» Objective: Find every line with the word "ratio". Copy those lines.

****************************************

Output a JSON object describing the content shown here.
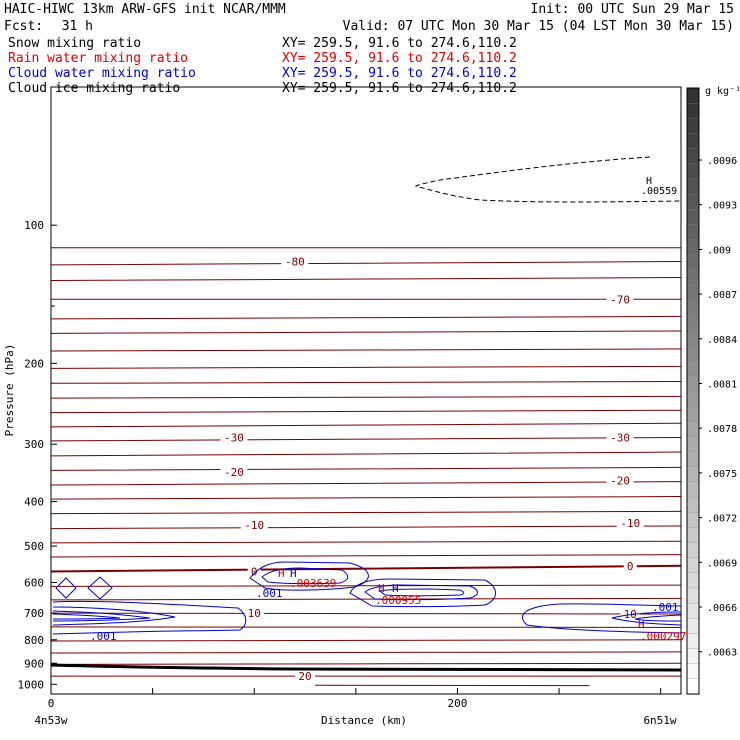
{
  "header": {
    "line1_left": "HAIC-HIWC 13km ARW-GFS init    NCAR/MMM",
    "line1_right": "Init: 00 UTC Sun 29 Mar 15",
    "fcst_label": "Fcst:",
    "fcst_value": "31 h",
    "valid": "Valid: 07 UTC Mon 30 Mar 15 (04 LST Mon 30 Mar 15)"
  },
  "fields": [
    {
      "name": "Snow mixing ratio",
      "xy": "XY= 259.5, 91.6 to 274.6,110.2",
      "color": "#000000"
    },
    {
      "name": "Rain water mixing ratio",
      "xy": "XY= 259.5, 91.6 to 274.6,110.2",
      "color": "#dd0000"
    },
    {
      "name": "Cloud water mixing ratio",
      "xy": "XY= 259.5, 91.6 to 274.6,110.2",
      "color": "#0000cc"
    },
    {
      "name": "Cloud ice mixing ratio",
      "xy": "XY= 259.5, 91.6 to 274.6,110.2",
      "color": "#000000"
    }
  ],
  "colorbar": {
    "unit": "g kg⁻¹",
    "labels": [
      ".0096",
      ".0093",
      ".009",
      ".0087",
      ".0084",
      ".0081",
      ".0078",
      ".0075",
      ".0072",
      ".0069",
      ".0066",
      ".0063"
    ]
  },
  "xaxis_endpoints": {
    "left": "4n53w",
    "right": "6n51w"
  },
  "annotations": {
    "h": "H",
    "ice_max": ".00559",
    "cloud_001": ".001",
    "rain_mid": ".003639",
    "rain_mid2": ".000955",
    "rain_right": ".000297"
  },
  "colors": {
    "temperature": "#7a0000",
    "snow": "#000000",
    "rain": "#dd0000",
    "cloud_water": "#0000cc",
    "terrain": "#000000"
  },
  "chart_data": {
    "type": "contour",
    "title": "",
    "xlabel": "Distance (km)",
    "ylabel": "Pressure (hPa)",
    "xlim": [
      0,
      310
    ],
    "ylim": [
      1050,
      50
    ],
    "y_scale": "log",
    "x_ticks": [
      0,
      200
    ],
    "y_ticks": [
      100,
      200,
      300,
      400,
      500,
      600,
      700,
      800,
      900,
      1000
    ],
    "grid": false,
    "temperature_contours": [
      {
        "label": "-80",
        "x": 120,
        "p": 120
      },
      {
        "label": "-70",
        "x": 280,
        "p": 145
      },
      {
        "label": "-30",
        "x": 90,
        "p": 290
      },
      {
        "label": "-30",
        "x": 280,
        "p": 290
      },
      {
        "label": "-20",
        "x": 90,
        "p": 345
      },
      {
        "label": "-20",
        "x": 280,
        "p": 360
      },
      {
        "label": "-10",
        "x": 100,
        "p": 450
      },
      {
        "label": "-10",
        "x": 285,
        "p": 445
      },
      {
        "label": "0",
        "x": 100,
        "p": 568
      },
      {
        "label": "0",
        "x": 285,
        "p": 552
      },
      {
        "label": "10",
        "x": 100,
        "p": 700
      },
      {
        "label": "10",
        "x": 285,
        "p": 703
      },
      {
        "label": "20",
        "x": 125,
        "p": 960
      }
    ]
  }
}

****************************************

» Result of this exercise:
      "name": "Snow mixing ratio",
      "name": "Rain water mixing ratio",
      "name": "Cloud water mixing ratio",
      "name": "Cloud ice mixing ratio",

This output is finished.